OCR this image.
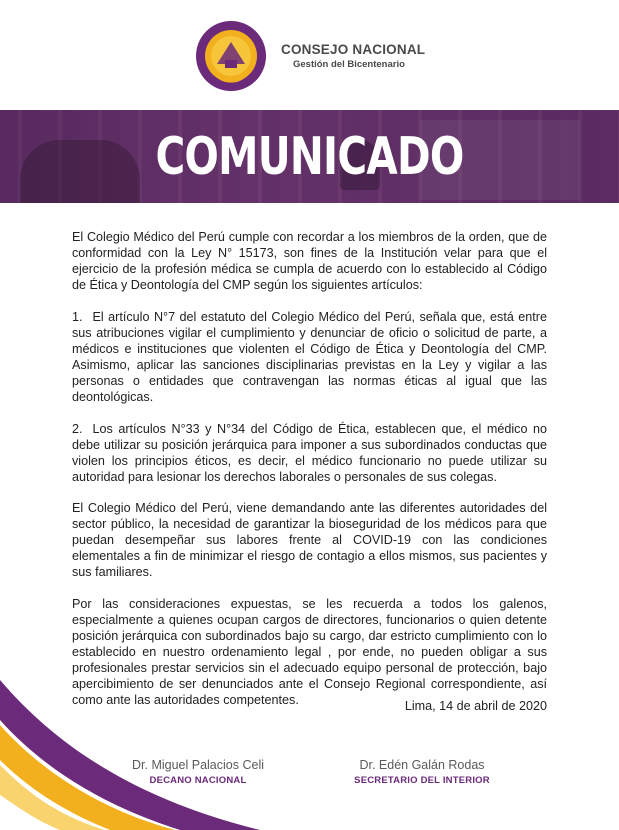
CONSEJO NACIONAL
Gestión del Bicentenario
COMUNICADO

El Colegio Médico del Perú cumple con recordar a los miembros de la orden, que de conformidad con la Ley N° 15173, son fines de la Institución velar para que el ejercicio de la profesión médica se cumpla de acuerdo con lo establecido al Código de Ética y Deontología del CMP según los siguientes artículos:

1. El artículo N°7 del estatuto del Colegio Médico del Perú, señala que, está entre sus atribuciones vigilar el cumplimiento y denunciar de oficio o solicitud de parte, a médicos e instituciones que violenten el Código de Ética y Deontología del CMP. Asimismo, aplicar las sanciones disciplinarias previstas en la Ley y vigilar a las personas o entidades que contravengan las normas éticas al igual que las deontológicas.

2. Los artículos N°33 y N°34 del Código de Ética, establecen que, el médico no debe utilizar su posición jerárquica para imponer a sus subordinados conductas que violen los principios éticos, es decir, el médico funcionario no puede utilizar su autoridad para lesionar los derechos laborales o personales de sus colegas.

El Colegio Médico del Perú, viene demandando ante las diferentes autoridades del sector público, la necesidad de garantizar la bioseguridad de los médicos para que puedan desempeñar sus labores frente al COVID-19 con las condiciones elementales a fin de minimizar el riesgo de contagio a ellos mismos, sus pacientes y sus familiares.

Por las consideraciones expuestas, se les recuerda a todos los galenos, especialmente a quienes ocupan cargos de directores, funcionarios o quien detente posición jerárquica con subordinados bajo su cargo, dar estricto cumplimiento con lo establecido en nuestro ordenamiento legal , por ende, no pueden obligar a sus profesionales prestar servicios sin el adecuado equipo personal de protección, bajo apercibimiento de ser denunciados ante el Consejo Regional correspondiente, así como ante las autoridades competentes.	Lima, 14 de abril de 2020
Dr. Miguel Palacios Celi
DECANO NACIONAL
Dr. Edén Galán Rodas
SECRETARIO DEL INTERIOR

Written task: Read the entries and pick out all lines that include the word "subordinados".

Answer to this exercise:
2. Los artículos N°33 y N°34 del Código de Ética, establecen que, el médico no debe utilizar su posición jerárquica para imponer a sus subordinados conductas que violen los principios éticos, es decir, el médico funcionario no puede utilizar su autoridad para lesionar los derechos laborales o personales de sus colegas.
Por las consideraciones expuestas, se les recuerda a todos los galenos, especialmente a quienes ocupan cargos de directores, funcionarios o quien detente posición jerárquica con subordinados bajo su cargo, dar estricto cumplimiento con lo establecido en nuestro ordenamiento legal , por ende, no pueden obligar a sus profesionales prestar servicios sin el adecuado equipo personal de protección, bajo apercibimiento de ser denunciados ante el Consejo Regional correspondiente, así como ante las autoridades competentes.	Lima, 14 de abril de 2020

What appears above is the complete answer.